• _Set task_
Find every line in the records below that holds the word "Bitcoin", and copy each one.
▽
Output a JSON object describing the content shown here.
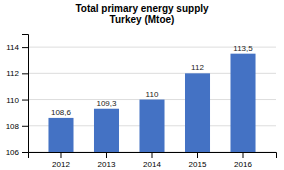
{
  "chart_data": {
    "type": "bar",
    "title": "Total primary energy supply\nTurkey (Mtoe)",
    "categories": [
      "2012",
      "2013",
      "2014",
      "2015",
      "2016"
    ],
    "values": [
      108.6,
      109.3,
      110,
      112,
      113.5
    ],
    "value_labels": [
      "108,6",
      "109,3",
      "110",
      "112",
      "113,5"
    ],
    "color": "#4472c4",
    "ylim": [
      106,
      115
    ],
    "yticks": [
      106,
      108,
      110,
      112,
      114
    ],
    "grid": true,
    "data_labels": true
  }
}
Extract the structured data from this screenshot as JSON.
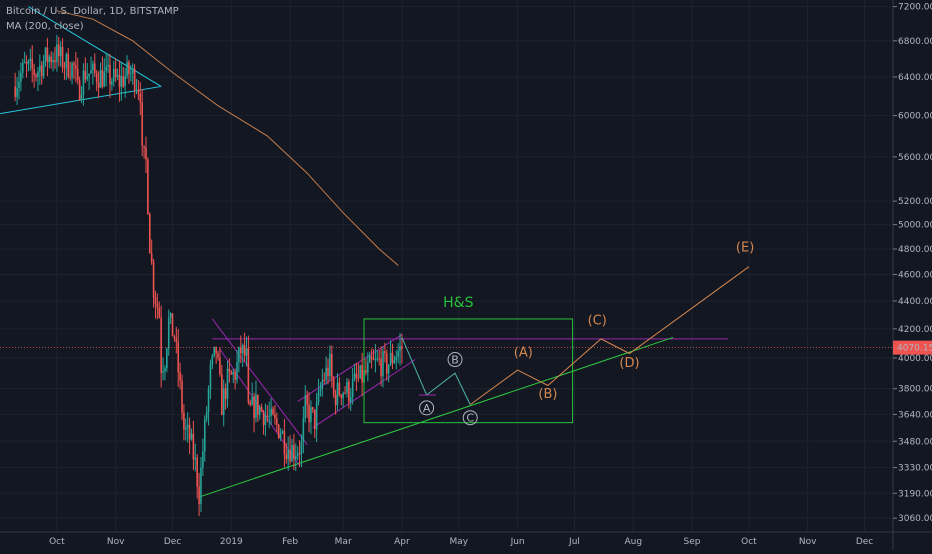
{
  "header": {
    "symbol_line": "Bitcoin / U.S. Dollar, 1D, BITSTAMP",
    "indicator_line": "MA (200, close)"
  },
  "chart_data": {
    "type": "line",
    "subtype": "candlestick-with-projections",
    "title": "Bitcoin / U.S. Dollar, 1D, BITSTAMP",
    "xlabel": "",
    "ylabel": "",
    "ylim": [
      3000,
      7200
    ],
    "y_scale": "log",
    "grid": true,
    "legend": "none",
    "y_ticks": [
      7200,
      6800,
      6400,
      6000,
      5600,
      5200,
      5000,
      4800,
      4600,
      4400,
      4200,
      4000,
      3800,
      3640,
      3480,
      3330,
      3190,
      3060
    ],
    "y_tick_labels": [
      "7200.00",
      "6800.00",
      "6400.00",
      "6000.00",
      "5600.00",
      "5200.00",
      "5000.00",
      "4800.00",
      "4600.00",
      "4400.00",
      "4200.00",
      "4000.00",
      "3800.00",
      "3640.00",
      "3480.00",
      "3330.00",
      "3190.00",
      "3060.00"
    ],
    "x_ticks": [
      {
        "label": "Oct",
        "date": "2018-10-01"
      },
      {
        "label": "Nov",
        "date": "2018-11-01"
      },
      {
        "label": "Dec",
        "date": "2018-12-01"
      },
      {
        "label": "2019",
        "date": "2019-01-01"
      },
      {
        "label": "Feb",
        "date": "2019-02-01"
      },
      {
        "label": "Mar",
        "date": "2019-03-01"
      },
      {
        "label": "Apr",
        "date": "2019-04-01"
      },
      {
        "label": "May",
        "date": "2019-05-01"
      },
      {
        "label": "Jun",
        "date": "2019-06-01"
      },
      {
        "label": "Jul",
        "date": "2019-07-01"
      },
      {
        "label": "Aug",
        "date": "2019-08-01"
      },
      {
        "label": "Sep",
        "date": "2019-09-01"
      },
      {
        "label": "Oct",
        "date": "2019-10-01"
      },
      {
        "label": "Nov",
        "date": "2019-11-01"
      },
      {
        "label": "Dec",
        "date": "2019-12-01"
      }
    ],
    "price_series": [
      {
        "date": "2018-09-08",
        "close": 6300
      },
      {
        "date": "2018-09-14",
        "close": 6500
      },
      {
        "date": "2018-09-20",
        "close": 6450
      },
      {
        "date": "2018-09-25",
        "close": 6600
      },
      {
        "date": "2018-10-01",
        "close": 6650
      },
      {
        "date": "2018-10-05",
        "close": 6550
      },
      {
        "date": "2018-10-10",
        "close": 6500
      },
      {
        "date": "2018-10-12",
        "close": 6250
      },
      {
        "date": "2018-10-16",
        "close": 6450
      },
      {
        "date": "2018-10-22",
        "close": 6420
      },
      {
        "date": "2018-10-28",
        "close": 6400
      },
      {
        "date": "2018-11-03",
        "close": 6350
      },
      {
        "date": "2018-11-08",
        "close": 6450
      },
      {
        "date": "2018-11-11",
        "close": 6400
      },
      {
        "date": "2018-11-14",
        "close": 6250
      },
      {
        "date": "2018-11-15",
        "close": 5600
      },
      {
        "date": "2018-11-17",
        "close": 5550
      },
      {
        "date": "2018-11-19",
        "close": 4850
      },
      {
        "date": "2018-11-21",
        "close": 4500
      },
      {
        "date": "2018-11-24",
        "close": 4300
      },
      {
        "date": "2018-11-25",
        "close": 3950
      },
      {
        "date": "2018-11-27",
        "close": 4000
      },
      {
        "date": "2018-11-29",
        "close": 4250
      },
      {
        "date": "2018-12-02",
        "close": 4150
      },
      {
        "date": "2018-12-05",
        "close": 3800
      },
      {
        "date": "2018-12-07",
        "close": 3550
      },
      {
        "date": "2018-12-10",
        "close": 3500
      },
      {
        "date": "2018-12-13",
        "close": 3350
      },
      {
        "date": "2018-12-15",
        "close": 3190
      },
      {
        "date": "2018-12-18",
        "close": 3550
      },
      {
        "date": "2018-12-21",
        "close": 3900
      },
      {
        "date": "2018-12-24",
        "close": 4050
      },
      {
        "date": "2018-12-27",
        "close": 3700
      },
      {
        "date": "2018-12-30",
        "close": 3850
      },
      {
        "date": "2019-01-03",
        "close": 3900
      },
      {
        "date": "2019-01-06",
        "close": 4050
      },
      {
        "date": "2019-01-09",
        "close": 4000
      },
      {
        "date": "2019-01-10",
        "close": 3650
      },
      {
        "date": "2019-01-14",
        "close": 3700
      },
      {
        "date": "2019-01-18",
        "close": 3650
      },
      {
        "date": "2019-01-22",
        "close": 3600
      },
      {
        "date": "2019-01-27",
        "close": 3550
      },
      {
        "date": "2019-01-30",
        "close": 3450
      },
      {
        "date": "2019-02-03",
        "close": 3430
      },
      {
        "date": "2019-02-07",
        "close": 3450
      },
      {
        "date": "2019-02-09",
        "close": 3680
      },
      {
        "date": "2019-02-14",
        "close": 3600
      },
      {
        "date": "2019-02-18",
        "close": 3850
      },
      {
        "date": "2019-02-22",
        "close": 3950
      },
      {
        "date": "2019-02-24",
        "close": 3750
      },
      {
        "date": "2019-02-28",
        "close": 3800
      },
      {
        "date": "2019-03-04",
        "close": 3780
      },
      {
        "date": "2019-03-08",
        "close": 3850
      },
      {
        "date": "2019-03-12",
        "close": 3880
      },
      {
        "date": "2019-03-16",
        "close": 3950
      },
      {
        "date": "2019-03-20",
        "close": 3970
      },
      {
        "date": "2019-03-24",
        "close": 3950
      },
      {
        "date": "2019-03-28",
        "close": 4020
      },
      {
        "date": "2019-04-01",
        "close": 4070
      }
    ],
    "moving_average_200": [
      {
        "date": "2018-10-01",
        "value": 7150
      },
      {
        "date": "2018-10-20",
        "value": 7050
      },
      {
        "date": "2018-11-10",
        "value": 6800
      },
      {
        "date": "2018-12-01",
        "value": 6450
      },
      {
        "date": "2018-12-25",
        "value": 6100
      },
      {
        "date": "2019-01-20",
        "value": 5800
      },
      {
        "date": "2019-02-10",
        "value": 5450
      },
      {
        "date": "2019-03-01",
        "value": 5100
      },
      {
        "date": "2019-03-20",
        "value": 4800
      },
      {
        "date": "2019-03-30",
        "value": 4670
      }
    ],
    "last_price_label": "4070.15",
    "last_price": 4070.15,
    "drawings": {
      "resistance_level": 4130,
      "hs_label": "H&S",
      "hs_box": {
        "from": "2019-03-12",
        "to": "2019-06-30",
        "top": 4270,
        "bottom": 3590
      },
      "support_line": [
        {
          "date": "2018-12-15",
          "price": 3170
        },
        {
          "date": "2019-08-22",
          "price": 4140
        }
      ],
      "abc_path": [
        {
          "date": "2019-04-01",
          "price": 4140
        },
        {
          "date": "2019-04-14",
          "price": 3760
        },
        {
          "date": "2019-04-29",
          "price": 3900
        },
        {
          "date": "2019-05-07",
          "price": 3700
        }
      ],
      "abc_labels": [
        {
          "label": "A",
          "date": "2019-04-14",
          "price": 3680
        },
        {
          "label": "B",
          "date": "2019-04-29",
          "price": 3990
        },
        {
          "label": "C",
          "date": "2019-05-07",
          "price": 3620
        }
      ],
      "wave_path": [
        {
          "date": "2019-05-07",
          "price": 3700
        },
        {
          "date": "2019-06-01",
          "price": 3920
        },
        {
          "date": "2019-06-17",
          "price": 3820
        },
        {
          "date": "2019-07-15",
          "price": 4130
        },
        {
          "date": "2019-07-30",
          "price": 4030
        },
        {
          "date": "2019-10-01",
          "price": 4660
        }
      ],
      "wave_labels": [
        {
          "label": "(A)",
          "date": "2019-06-04",
          "price": 4010
        },
        {
          "label": "(B)",
          "date": "2019-06-17",
          "price": 3740
        },
        {
          "label": "(C)",
          "date": "2019-07-13",
          "price": 4230
        },
        {
          "label": "(D)",
          "date": "2019-07-30",
          "price": 3940
        },
        {
          "label": "(E)",
          "date": "2019-09-29",
          "price": 4780
        }
      ]
    },
    "colors": {
      "background": "#131722",
      "grid": "#1e222d",
      "up": "#26a69a",
      "down": "#ef5350",
      "ma": "#c27c4c",
      "trend_cyan": "#26c6da",
      "channel": "#9c27b0",
      "resistance": "#9c27b0",
      "support": "#2ecc40",
      "hs_box": "#27c23a",
      "abc_path": "#4db6ac",
      "wave_path": "#d4874f",
      "last_price_badge": "#ef5350"
    }
  }
}
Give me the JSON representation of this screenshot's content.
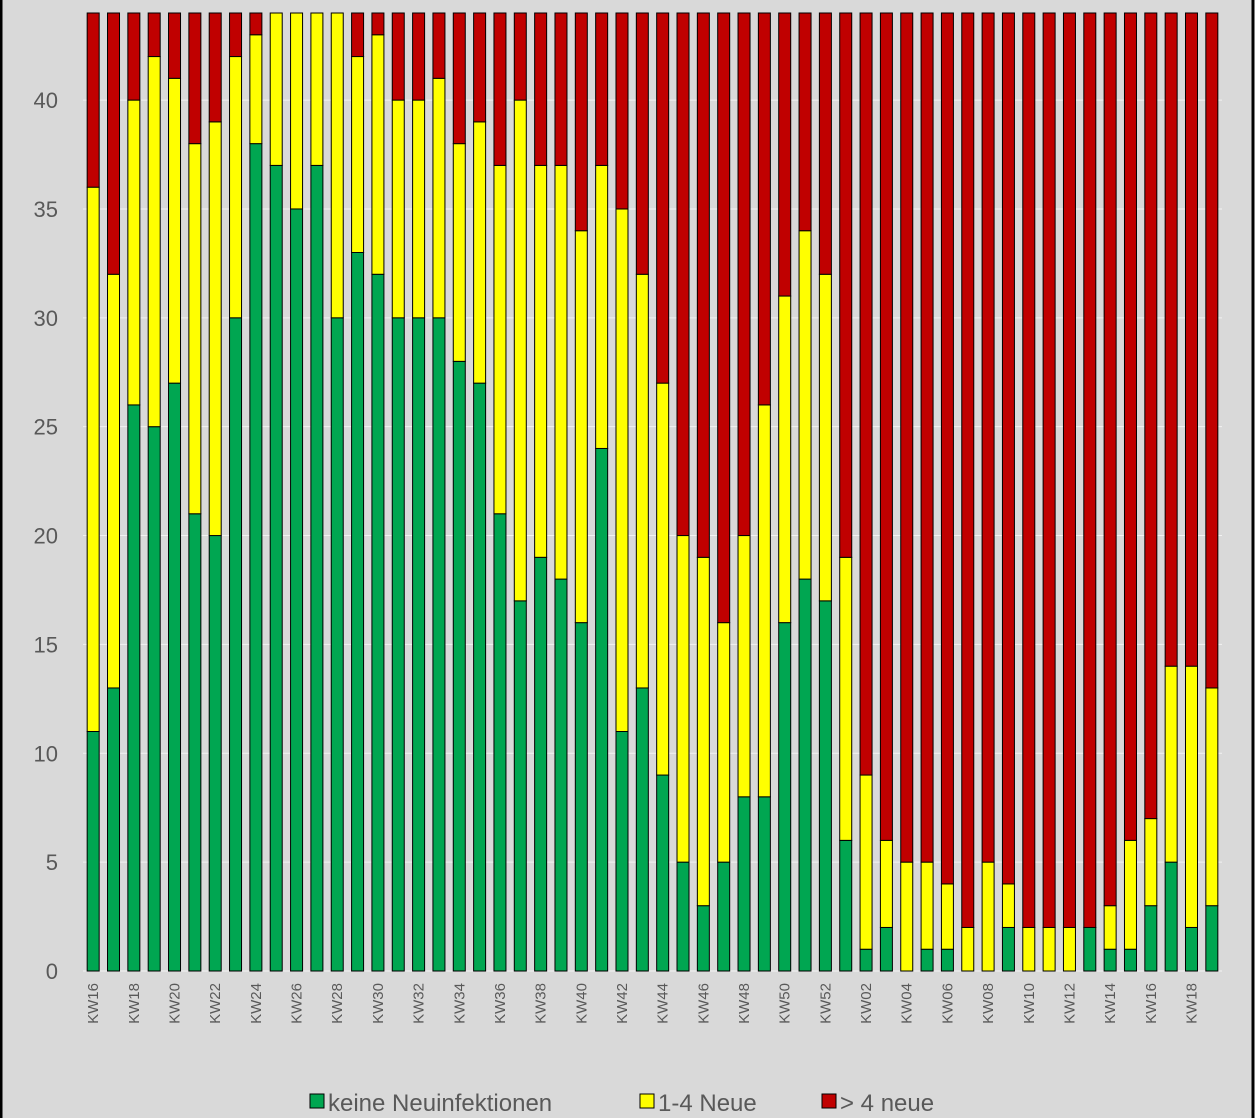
{
  "chart_data": {
    "type": "stacked_bar",
    "categories": [
      "KW16",
      null,
      "KW18",
      null,
      "KW20",
      null,
      "KW22",
      null,
      "KW24",
      null,
      "KW26",
      null,
      "KW28",
      null,
      "KW30",
      null,
      "KW32",
      null,
      "KW34",
      null,
      "KW36",
      null,
      "KW38",
      null,
      "KW40",
      null,
      "KW42",
      null,
      "KW44",
      null,
      "KW46",
      null,
      "KW48",
      null,
      "KW50",
      null,
      "KW52",
      null,
      "KW02",
      null,
      "KW04",
      null,
      "KW06",
      null,
      "KW08",
      null,
      "KW10",
      null,
      "KW12",
      null,
      "KW14",
      null,
      "KW16",
      null,
      "KW18",
      null
    ],
    "series": [
      {
        "name": "keine Neuinfektionen",
        "color": "#00a651",
        "values": [
          11,
          13,
          26,
          25,
          27,
          21,
          20,
          30,
          38,
          37,
          35,
          37,
          30,
          33,
          32,
          30,
          30,
          30,
          28,
          27,
          21,
          17,
          19,
          18,
          16,
          24,
          11,
          13,
          9,
          5,
          3,
          5,
          8,
          8,
          16,
          18,
          17,
          6,
          1,
          2,
          0,
          1,
          1,
          0,
          0,
          2,
          0,
          0,
          0,
          2,
          1,
          1,
          3,
          5,
          2,
          3
        ]
      },
      {
        "name": "1-4 Neue",
        "color": "#ffff00",
        "values": [
          25,
          19,
          14,
          17,
          14,
          17,
          19,
          12,
          5,
          7,
          9,
          7,
          14,
          9,
          11,
          10,
          10,
          11,
          10,
          12,
          16,
          23,
          18,
          19,
          18,
          13,
          24,
          19,
          18,
          15,
          16,
          11,
          12,
          18,
          15,
          16,
          15,
          13,
          8,
          4,
          5,
          4,
          3,
          2,
          5,
          2,
          2,
          2,
          2,
          0,
          2,
          5,
          4,
          9,
          12,
          10
        ]
      },
      {
        "name": "> 4 neue",
        "color": "#c00000",
        "values": [
          8,
          12,
          4,
          2,
          3,
          6,
          5,
          2,
          1,
          0,
          0,
          0,
          0,
          2,
          1,
          4,
          4,
          3,
          6,
          5,
          7,
          4,
          7,
          7,
          10,
          7,
          9,
          12,
          17,
          24,
          25,
          28,
          24,
          18,
          13,
          10,
          12,
          25,
          35,
          38,
          39,
          39,
          40,
          42,
          39,
          40,
          42,
          42,
          42,
          42,
          41,
          38,
          37,
          30,
          30,
          31
        ]
      }
    ],
    "ylim": [
      0,
      44
    ],
    "yticks": [
      0,
      5,
      10,
      15,
      20,
      25,
      30,
      35,
      40
    ],
    "grid": true,
    "legend": "bottom"
  }
}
△
• _Task output_
    "symbol_line": "Bitcoin / U.S. Dollar, 1D, BITSTAMP",
    "title": "Bitcoin / U.S. Dollar, 1D, BITSTAMP",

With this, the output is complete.